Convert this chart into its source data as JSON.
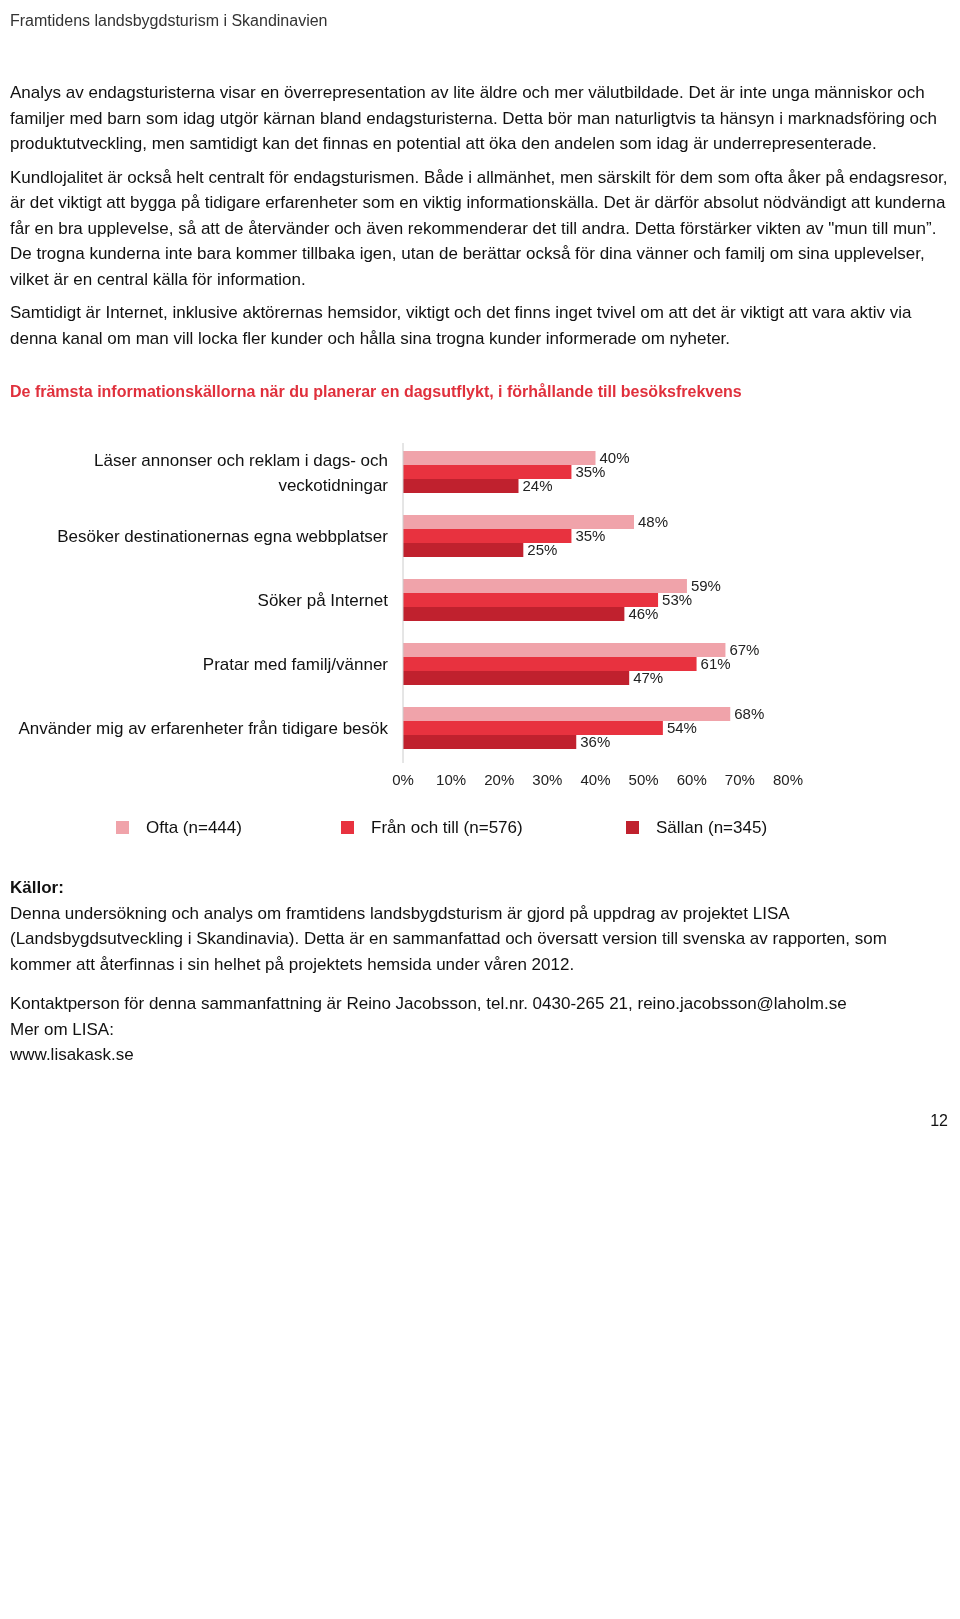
{
  "chart_data": {
    "type": "bar",
    "orientation": "horizontal",
    "title": "De främsta informationskällorna när du planerar en dagsutflykt, i förhållande till besöksfrekvens",
    "categories": [
      "Läser annonser och reklam i dags- och veckotidningar",
      "Besöker destinationernas egna webbplatser",
      "Söker på Internet",
      "Pratar med familj/vänner",
      "Använder mig av erfarenheter från tidigare besök"
    ],
    "series": [
      {
        "name": "Ofta (n=444)",
        "color": "#f0a3aa",
        "values": [
          40,
          48,
          59,
          67,
          68
        ],
        "value_labels": [
          "40%",
          "48%",
          "59%",
          "67%",
          "68%"
        ]
      },
      {
        "name": "Från och till (n=576)",
        "color": "#e8323f",
        "values": [
          35,
          35,
          53,
          61,
          54
        ],
        "value_labels": [
          "35%",
          "35%",
          "53%",
          "61%",
          "54%"
        ]
      },
      {
        "name": "Sällan (n=345)",
        "color": "#c0212e",
        "values": [
          24,
          25,
          46,
          47,
          36
        ],
        "value_labels": [
          "24%",
          "25%",
          "46%",
          "47%",
          "36%"
        ]
      }
    ],
    "xlim": [
      0,
      80
    ],
    "xticks": [
      {
        "value": 0,
        "label": "0%"
      },
      {
        "value": 10,
        "label": "10%"
      },
      {
        "value": 20,
        "label": "20%"
      },
      {
        "value": 30,
        "label": "30%"
      },
      {
        "value": 40,
        "label": "40%"
      },
      {
        "value": 50,
        "label": "50%"
      },
      {
        "value": 60,
        "label": "60%"
      },
      {
        "value": 70,
        "label": "70%"
      },
      {
        "value": 80,
        "label": "80%"
      }
    ],
    "legend": "bottom",
    "annotations": [
      "Framtidens landsbygdsturism i Skandinavien",
      "Analys av endagsturisterna visar en överrepresentation av lite äldre och mer välutbildade. Det är inte unga människor och familjer med barn som idag utgör kärnan bland endagsturisterna. Detta bör man naturligtvis ta hänsyn i marknadsföring och produktutveckling, men samtidigt kan det finnas en potential att öka den andelen som idag är underrepresenterade.",
      "Kundlojalitet är också helt centralt för endagsturismen. Både i allmänhet, men särskilt för dem som ofta åker på endagsresor, är det viktigt att bygga på tidigare erfarenheter som en viktig informationskälla. Det är därför absolut nödvändigt att kunderna får en bra upplevelse, så att de återvänder och även rekommenderar det till andra. Detta förstärker vikten av \"mun till mun”. De trogna kunderna inte bara kommer tillbaka igen, utan de berättar också för dina vänner och familj om sina upplevelser, vilket är en central källa för information.",
      "Samtidigt är Internet, inklusive aktörernas hemsidor, viktigt och det finns inget tvivel om att det är viktigt att vara aktiv via denna kanal om man vill locka fler kunder och hålla sina trogna kunder informerade om nyheter.",
      "Källor:",
      "Denna undersökning och analys om framtidens landsbygdsturism är gjord på uppdrag av projektet LISA (Landsbygdsutveckling i Skandinavia). Detta är en sammanfattad och översatt version till svenska av rapporten, som kommer att återfinnas i sin helhet på projektets hemsida under våren 2012.",
      "Kontaktperson för denna sammanfattning är Reino Jacobsson, tel.nr. 0430-265 21, reino.jacobsson@laholm.se",
      "Mer om LISA:",
      "www.lisakask.se",
      "12"
    ]
  }
}
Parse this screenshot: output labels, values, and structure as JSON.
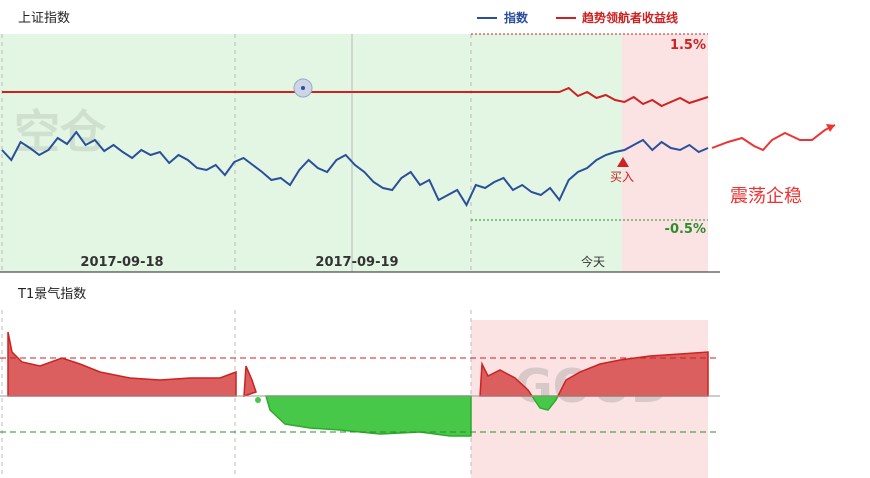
{
  "top_panel": {
    "title": "上证指数",
    "legend": [
      {
        "label": "指数",
        "color": "#2b4f9a"
      },
      {
        "label": "趋势领航者收益线",
        "color": "#cc2222"
      }
    ],
    "watermark": "空仓",
    "upper_label": "1.5%",
    "lower_label": "-0.5%",
    "buy_label": "买入",
    "side_note": "震荡企稳"
  },
  "bottom_panel": {
    "title": "T1景气指数",
    "watermark": "GOOD"
  },
  "colors": {
    "index_line": "#2b4f9a",
    "return_line": "#cc2222",
    "green_zone": "#e3f6e3",
    "pink_zone": "#fbe3e3",
    "red_fill": "#db5f5f",
    "green_fill": "#48c848",
    "upper_label": "#cc2222",
    "lower_label": "#2e8b2e"
  },
  "chart_data": [
    {
      "type": "line",
      "x_labels": [
        "2017-09-18",
        "2017-09-19",
        "今天"
      ],
      "series": [
        {
          "name": "指数",
          "values": [
            150,
            160,
            142,
            148,
            155,
            150,
            138,
            144,
            132,
            145,
            140,
            151,
            145,
            152,
            158,
            150,
            155,
            152,
            163,
            155,
            160,
            168,
            170,
            165,
            175,
            162,
            158,
            165,
            172,
            180,
            178,
            185,
            170,
            160,
            168,
            172,
            160,
            155,
            165,
            172,
            182,
            188,
            190,
            178,
            172,
            185,
            180,
            200,
            195,
            190,
            205,
            185,
            188,
            182,
            178,
            190,
            185,
            192,
            195,
            188,
            200,
            180,
            172,
            168,
            160,
            155,
            152,
            150,
            145,
            140,
            150,
            142,
            148,
            150,
            145,
            152,
            148
          ]
        },
        {
          "name": "趋势领航者收益线",
          "values": [
            92,
            92,
            92,
            92,
            92,
            92,
            92,
            92,
            92,
            92,
            92,
            92,
            92,
            92,
            92,
            92,
            92,
            92,
            92,
            92,
            92,
            92,
            92,
            92,
            92,
            92,
            92,
            92,
            92,
            92,
            92,
            92,
            92,
            92,
            92,
            92,
            92,
            92,
            92,
            92,
            92,
            92,
            92,
            92,
            92,
            92,
            92,
            92,
            92,
            92,
            92,
            92,
            92,
            92,
            92,
            92,
            92,
            92,
            92,
            92,
            92,
            88,
            96,
            92,
            98,
            95,
            100,
            102,
            97,
            104,
            100,
            106,
            102,
            98,
            103,
            100,
            97
          ]
        }
      ]
    },
    {
      "type": "area",
      "note": "景气指数",
      "series": [
        {
          "name": "",
          "values": []
        }
      ]
    }
  ]
}
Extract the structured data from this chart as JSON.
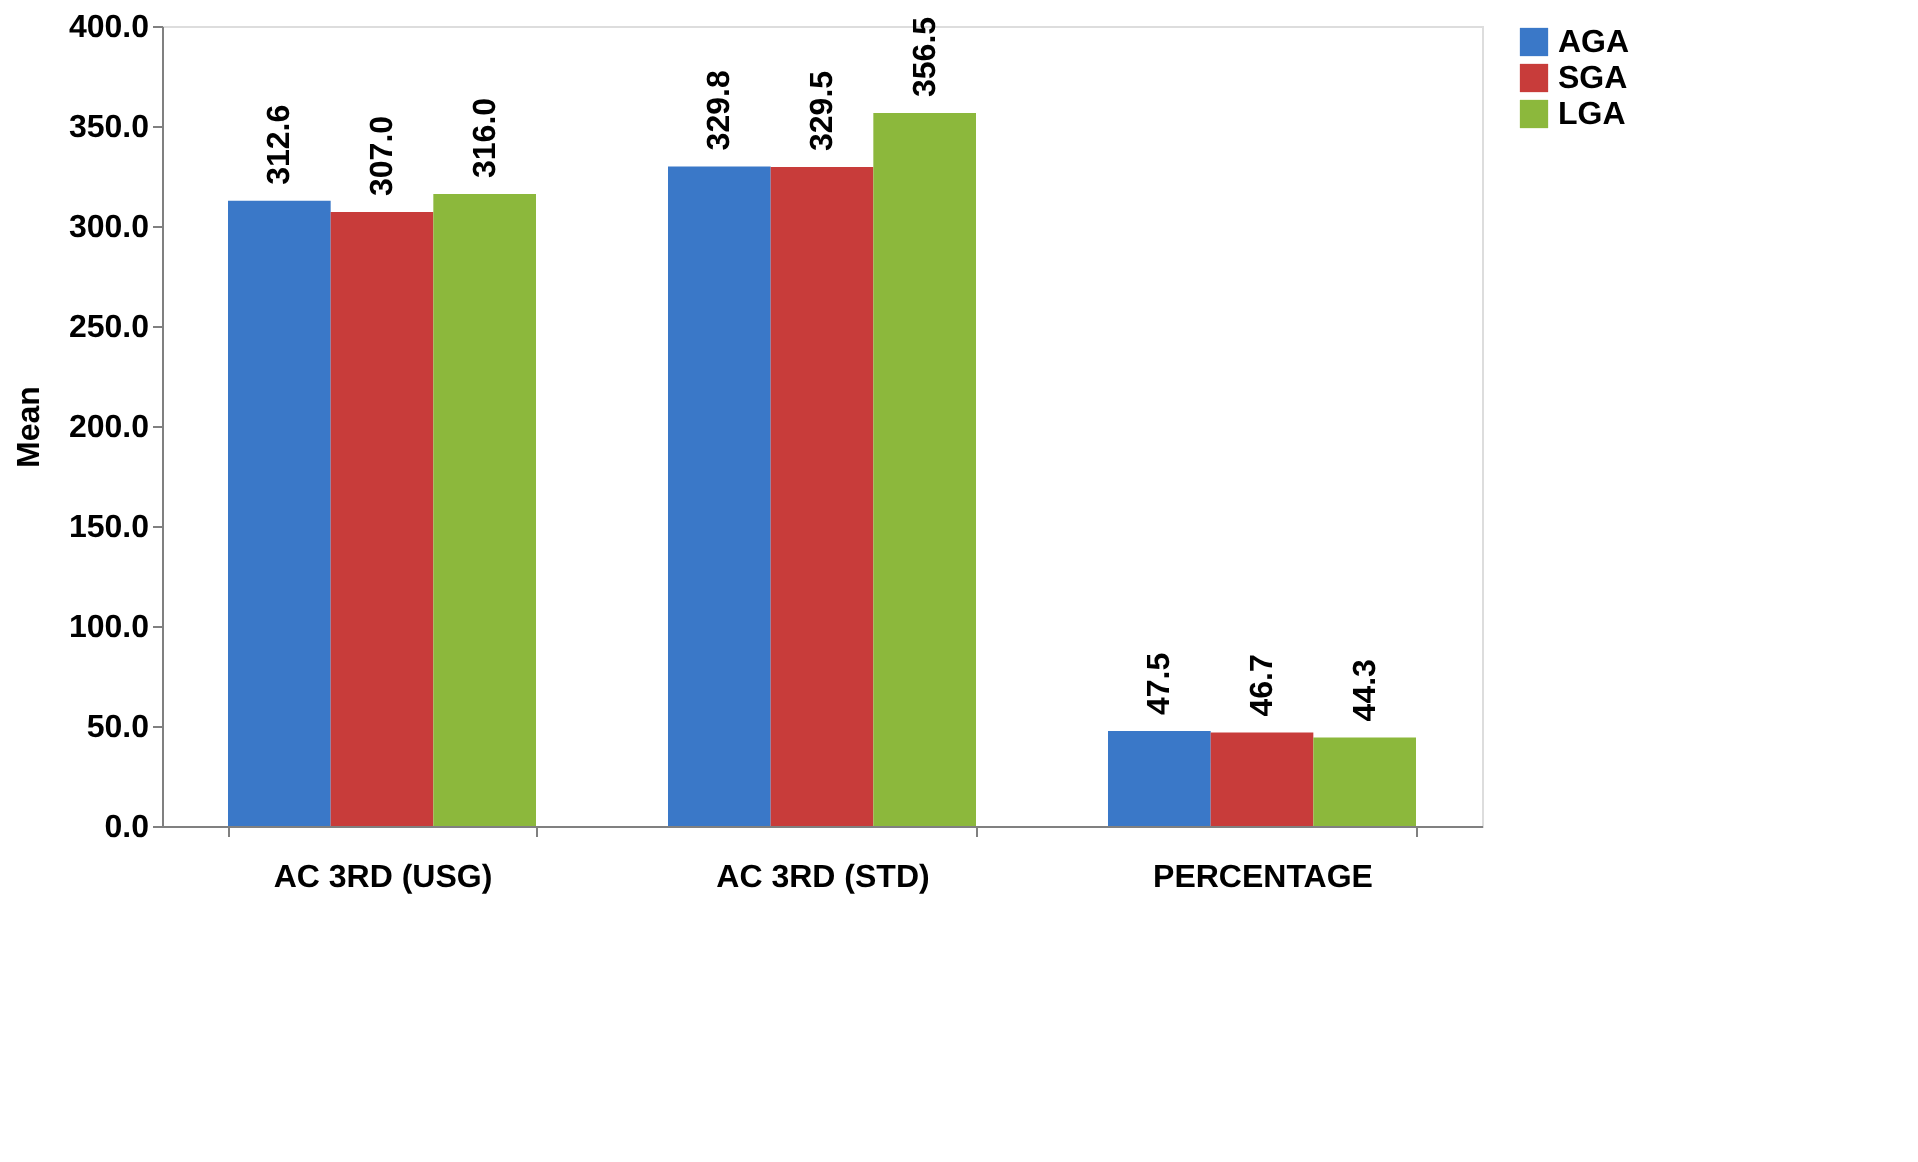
= = = =
§ Short problem: Reproduce the entries exactly. Do not carry over any picture.

§ Task answer:
Convert this chart into its source data as JSON.
{
  "chart_data": {
    "type": "bar",
    "orientation": "horizontal",
    "title": "De främsta informationskällorna när du planerar en dagsutflykt, i förhållande till besöksfrekvens",
    "categories": [
      "Läser annonser och reklam i dags- och veckotidningar",
      "Besöker destinationernas egna webbplatser",
      "Söker på Internet",
      "Pratar med familj/vänner",
      "Använder mig av erfarenheter från tidigare besök"
    ],
    "series": [
      {
        "name": "Ofta (n=444)",
        "color": "#f0a3aa",
        "values": [
          40,
          48,
          59,
          67,
          68
        ],
        "value_labels": [
          "40%",
          "48%",
          "59%",
          "67%",
          "68%"
        ]
      },
      {
        "name": "Från och till (n=576)",
        "color": "#e8323f",
        "values": [
          35,
          35,
          53,
          61,
          54
        ],
        "value_labels": [
          "35%",
          "35%",
          "53%",
          "61%",
          "54%"
        ]
      },
      {
        "name": "Sällan (n=345)",
        "color": "#c0212e",
        "values": [
          24,
          25,
          46,
          47,
          36
        ],
        "value_labels": [
          "24%",
          "25%",
          "46%",
          "47%",
          "36%"
        ]
      }
    ],
    "xlim": [
      0,
      80
    ],
    "xticks": [
      {
        "value": 0,
        "label": "0%"
      },
      {
        "value": 10,
        "label": "10%"
      },
      {
        "value": 20,
        "label": "20%"
      },
      {
        "value": 30,
        "label": "30%"
      },
      {
        "value": 40,
        "label": "40%"
      },
      {
        "value": 50,
        "label": "50%"
      },
      {
        "value": 60,
        "label": "60%"
      },
      {
        "value": 70,
        "label": "70%"
      },
      {
        "value": 80,
        "label": "80%"
      }
    ],
    "legend": "bottom",
    "annotations": [
      "Framtidens landsbygdsturism i Skandinavien",
      "Analys av endagsturisterna visar en överrepresentation av lite äldre och mer välutbildade. Det är inte unga människor och familjer med barn som idag utgör kärnan bland endagsturisterna. Detta bör man naturligtvis ta hänsyn i marknadsföring och produktutveckling, men samtidigt kan det finnas en potential att öka den andelen som idag är underrepresenterade.",
      "Kundlojalitet är också helt centralt för endagsturismen. Både i allmänhet, men särskilt för dem som ofta åker på endagsresor, är det viktigt att bygga på tidigare erfarenheter som en viktig informationskälla. Det är därför absolut nödvändigt att kunderna får en bra upplevelse, så att de återvänder och även rekommenderar det till andra. Detta förstärker vikten av \"mun till mun”. De trogna kunderna inte bara kommer tillbaka igen, utan de berättar också för dina vänner och familj om sina upplevelser, vilket är en central källa för information.",
      "Samtidigt är Internet, inklusive aktörernas hemsidor, viktigt och det finns inget tvivel om att det är viktigt att vara aktiv via denna kanal om man vill locka fler kunder och hålla sina trogna kunder informerade om nyheter.",
      "Källor:",
      "Denna undersökning och analys om framtidens landsbygdsturism är gjord på uppdrag av projektet LISA (Landsbygdsutveckling i Skandinavia). Detta är en sammanfattad och översatt version till svenska av rapporten, som kommer att återfinnas i sin helhet på projektets hemsida under våren 2012.",
      "Kontaktperson för denna sammanfattning är Reino Jacobsson, tel.nr. 0430-265 21, reino.jacobsson@laholm.se",
      "Mer om LISA:",
      "www.lisakask.se",
      "12"
    ]
  }
}
Parse this screenshot: output labels, values, and structure as JSON.
{
  "top_panel": {
    "title": "上证指数",
    "legend": [
      {
        "label": "指数",
        "color": "#2b4f9a"
      },
      {
        "label": "趋势领航者收益线",
        "color": "#cc2222"
      }
    ],
    "watermark": "空仓",
    "upper_label": "1.5%",
    "lower_label": "-0.5%",
    "buy_label": "买入",
    "side_note": "震荡企稳"
  },
  "bottom_panel": {
    "title": "T1景气指数",
    "watermark": "GOOD"
  },
  "colors": {
    "index_line": "#2b4f9a",
    "return_line": "#cc2222",
    "green_zone": "#e3f6e3",
    "pink_zone": "#fbe3e3",
    "red_fill": "#db5f5f",
    "green_fill": "#48c848",
    "upper_label": "#cc2222",
    "lower_label": "#2e8b2e"
  },
  "chart_data": [
    {
      "type": "line",
      "x_labels": [
        "2017-09-18",
        "2017-09-19",
        "今天"
      ],
      "series": [
        {
          "name": "指数",
          "values": [
            150,
            160,
            142,
            148,
            155,
            150,
            138,
            144,
            132,
            145,
            140,
            151,
            145,
            152,
            158,
            150,
            155,
            152,
            163,
            155,
            160,
            168,
            170,
            165,
            175,
            162,
            158,
            165,
            172,
            180,
            178,
            185,
            170,
            160,
            168,
            172,
            160,
            155,
            165,
            172,
            182,
            188,
            190,
            178,
            172,
            185,
            180,
            200,
            195,
            190,
            205,
            185,
            188,
            182,
            178,
            190,
            185,
            192,
            195,
            188,
            200,
            180,
            172,
            168,
            160,
            155,
            152,
            150,
            145,
            140,
            150,
            142,
            148,
            150,
            145,
            152,
            148
          ]
        },
        {
          "name": "趋势领航者收益线",
          "values": [
            92,
            92,
            92,
            92,
            92,
            92,
            92,
            92,
            92,
            92,
            92,
            92,
            92,
            92,
            92,
            92,
            92,
            92,
            92,
            92,
            92,
            92,
            92,
            92,
            92,
            92,
            92,
            92,
            92,
            92,
            92,
            92,
            92,
            92,
            92,
            92,
            92,
            92,
            92,
            92,
            92,
            92,
            92,
            92,
            92,
            92,
            92,
            92,
            92,
            92,
            92,
            92,
            92,
            92,
            92,
            92,
            92,
            92,
            92,
            92,
            92,
            88,
            96,
            92,
            98,
            95,
            100,
            102,
            97,
            104,
            100,
            106,
            102,
            98,
            103,
            100,
            97
          ]
        }
      ]
    },
    {
      "type": "area",
      "note": "景气指数",
      "series": [
        {
          "name": "",
          "values": []
        }
      ]
    }
  ]
}
Extract the structured data from this chart as JSON.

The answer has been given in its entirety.